In the forum thread "Finality" below, what instrument does the poem's speaker play in the mansion in the woods?

Extracted text —
════════

# Finality



## MrTickle (Oct 16, 2016)

*This is a prose poem I wrote. I know it may not be everyone's cup of tea, but I appreciate anyone that reads it. Thank you!*

I play jazz at night

And I care for Samantha in the day.

She likes that window

Gazing from her wheelchair at the desert highway

At The cars and the building traffic

Hoping to witness cars colliding and red lights twirling.

I have to leave her at night

And electrify with my saxophone in a mansion in the woods

In front of silhouettes who only shadow the talented.

And I come home and tell Samantha

'I was useless, so they told me'

I take a large whiskey even though I drank plenty.

I sip it next to her at the window sill.

her smile happy in this pity

I'm just happy, she's not dreaming of our infinity


----------



## Bard_Daniel (Oct 19, 2016)

Well, I read and finished it but I'm not really sure about it. It was not the style but maybe the context and meaning that is escaping me. Perhaps it's just not quite my cup of tea.

Thanks for sharing nonetheless and keep on writing!


----------



## PrinzeCharming (Oct 19, 2016)

Good evening from the East Coast,

I am going to offer my thoughts in red.

════════

Data excerpt —
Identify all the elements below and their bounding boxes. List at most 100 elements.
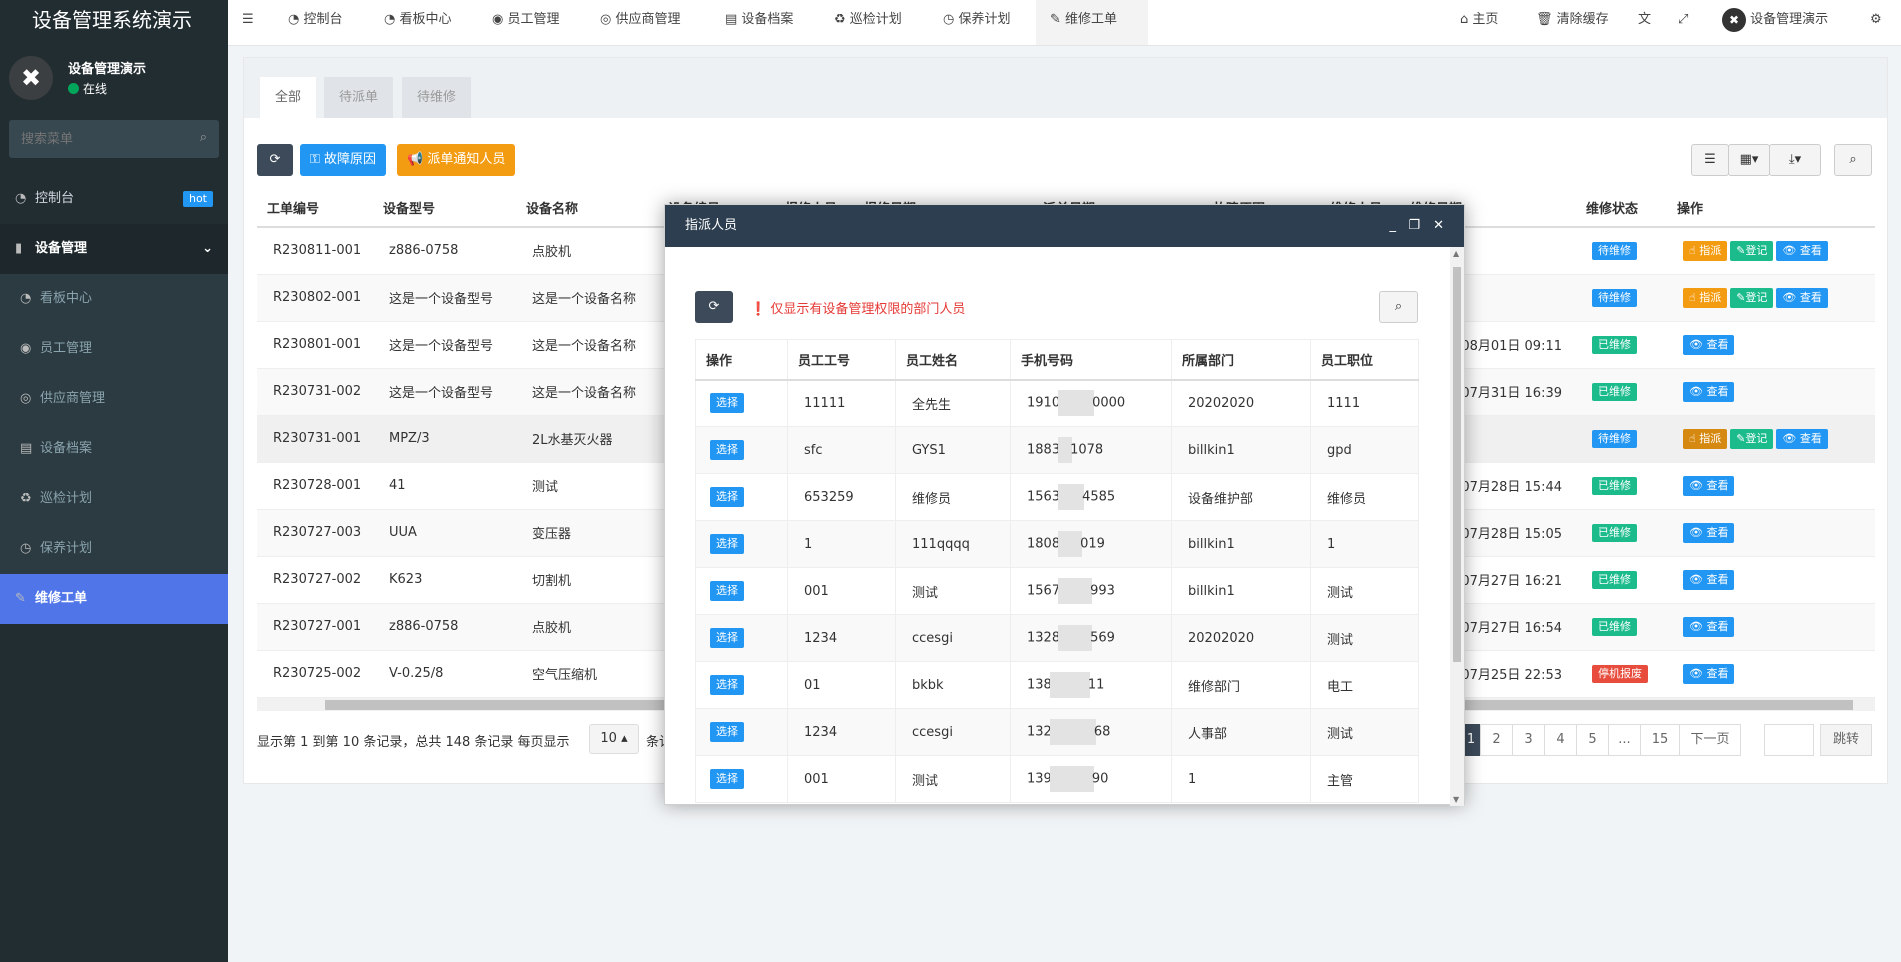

════════

Solved exercise —
A saxophone.